### Problem to solve
Please reproduce every line of the material below word for word, with nothing changed, added, or left out.

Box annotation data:
# # # #

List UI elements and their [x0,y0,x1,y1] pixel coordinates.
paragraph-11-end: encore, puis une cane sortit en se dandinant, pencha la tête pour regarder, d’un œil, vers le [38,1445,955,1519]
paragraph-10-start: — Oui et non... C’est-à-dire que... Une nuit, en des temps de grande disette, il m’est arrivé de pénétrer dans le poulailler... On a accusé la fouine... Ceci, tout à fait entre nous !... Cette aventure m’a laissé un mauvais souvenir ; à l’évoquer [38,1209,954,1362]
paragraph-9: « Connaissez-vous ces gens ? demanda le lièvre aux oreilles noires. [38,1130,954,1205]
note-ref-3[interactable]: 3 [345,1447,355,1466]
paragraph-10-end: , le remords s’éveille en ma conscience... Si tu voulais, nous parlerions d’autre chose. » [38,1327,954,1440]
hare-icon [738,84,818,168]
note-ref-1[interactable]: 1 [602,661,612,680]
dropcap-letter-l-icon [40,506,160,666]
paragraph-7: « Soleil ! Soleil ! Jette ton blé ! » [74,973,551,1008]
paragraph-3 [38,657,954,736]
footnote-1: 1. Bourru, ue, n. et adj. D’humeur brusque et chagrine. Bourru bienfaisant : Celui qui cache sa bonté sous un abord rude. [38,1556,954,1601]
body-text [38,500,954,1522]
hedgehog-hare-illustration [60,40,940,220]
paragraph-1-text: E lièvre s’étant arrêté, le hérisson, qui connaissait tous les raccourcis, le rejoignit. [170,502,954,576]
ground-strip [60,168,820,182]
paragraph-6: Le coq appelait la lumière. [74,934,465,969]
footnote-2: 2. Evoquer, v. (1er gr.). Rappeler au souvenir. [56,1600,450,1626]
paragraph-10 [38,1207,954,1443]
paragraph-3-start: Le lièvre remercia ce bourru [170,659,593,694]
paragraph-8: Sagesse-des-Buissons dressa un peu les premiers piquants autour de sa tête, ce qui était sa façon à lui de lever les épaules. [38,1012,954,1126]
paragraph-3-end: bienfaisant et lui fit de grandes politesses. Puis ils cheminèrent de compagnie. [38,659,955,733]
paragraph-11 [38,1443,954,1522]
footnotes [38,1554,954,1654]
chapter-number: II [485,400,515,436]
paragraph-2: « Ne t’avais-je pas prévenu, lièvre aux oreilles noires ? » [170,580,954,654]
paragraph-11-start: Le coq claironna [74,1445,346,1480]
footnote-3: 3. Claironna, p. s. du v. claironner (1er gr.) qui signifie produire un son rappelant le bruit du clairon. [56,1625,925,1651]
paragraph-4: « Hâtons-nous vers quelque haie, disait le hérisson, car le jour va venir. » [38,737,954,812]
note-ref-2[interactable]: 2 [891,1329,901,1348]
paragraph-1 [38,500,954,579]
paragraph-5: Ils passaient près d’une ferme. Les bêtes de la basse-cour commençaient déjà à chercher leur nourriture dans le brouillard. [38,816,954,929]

# # # #

### Complete response
List UI elements and their [x0,y0,x1,y1] pixel coordinates.
paragraph-11-end: encore, puis une cane sortit en se dandinant, pencha la tête pour regarder, d’un œil, vers le [38,1445,955,1519]
paragraph-10-start: — Oui et non... C’est-à-dire que... Une nuit, en des temps de grande disette, il m’est arrivé de pénétrer dans le poulailler... On a accusé la fouine... Ceci, tout à fait entre nous !... Cette aventure m’a laissé un mauvais souvenir ; à l’évoquer [38,1209,954,1362]
paragraph-9: « Connaissez-vous ces gens ? demanda le lièvre aux oreilles noires. [38,1130,954,1205]
note-ref-3[interactable]: 3 [345,1447,355,1466]
paragraph-10-end: , le remords s’éveille en ma conscience... Si tu voulais, nous parlerions d’autre chose. » [38,1327,954,1440]
hare-icon [738,84,818,168]
note-ref-1[interactable]: 1 [602,661,612,680]
dropcap-letter-l-icon [40,506,160,666]
paragraph-7: « Soleil ! Soleil ! Jette ton blé ! » [74,973,551,1008]
paragraph-3 [38,657,954,736]
footnote-1: 1. Bourru, ue, n. et adj. D’humeur brusque et chagrine. Bourru bienfaisant : Celui qui cache sa bonté sous un abord rude. [38,1556,954,1601]
body-text [38,500,954,1522]
hedgehog-hare-illustration [60,40,940,220]
paragraph-1-text: E lièvre s’étant arrêté, le hérisson, qui connaissait tous les raccourcis, le rejoignit. [170,502,954,576]
ground-strip [60,168,820,182]
paragraph-6: Le coq appelait la lumière. [74,934,465,969]
footnote-2: 2. Evoquer, v. (1er gr.). Rappeler au souvenir. [56,1600,450,1626]
paragraph-10 [38,1207,954,1443]
paragraph-3-start: Le lièvre remercia ce bourru [170,659,593,694]
paragraph-8: Sagesse-des-Buissons dressa un peu les premiers piquants autour de sa tête, ce qui était sa façon à lui de lever les épaules. [38,1012,954,1126]
paragraph-3-end: bienfaisant et lui fit de grandes politesses. Puis ils cheminèrent de compagnie. [38,659,955,733]
paragraph-11 [38,1443,954,1522]
footnotes [38,1554,954,1654]
chapter-number: II [485,400,515,436]
paragraph-2: « Ne t’avais-je pas prévenu, lièvre aux oreilles noires ? » [170,580,954,654]
paragraph-11-start: Le coq claironna [74,1445,346,1480]
footnote-3: 3. Claironna, p. s. du v. claironner (1er gr.) qui signifie produire un son rappelant le bruit du clairon. [56,1625,925,1651]
paragraph-4: « Hâtons-nous vers quelque haie, disait le hérisson, car le jour va venir. » [38,737,954,812]
note-ref-2[interactable]: 2 [891,1329,901,1348]
paragraph-1 [38,500,954,579]
paragraph-5: Ils passaient près d’une ferme. Les bêtes de la basse-cour commençaient déjà à chercher leur nourriture dans le brouillard. [38,816,954,929]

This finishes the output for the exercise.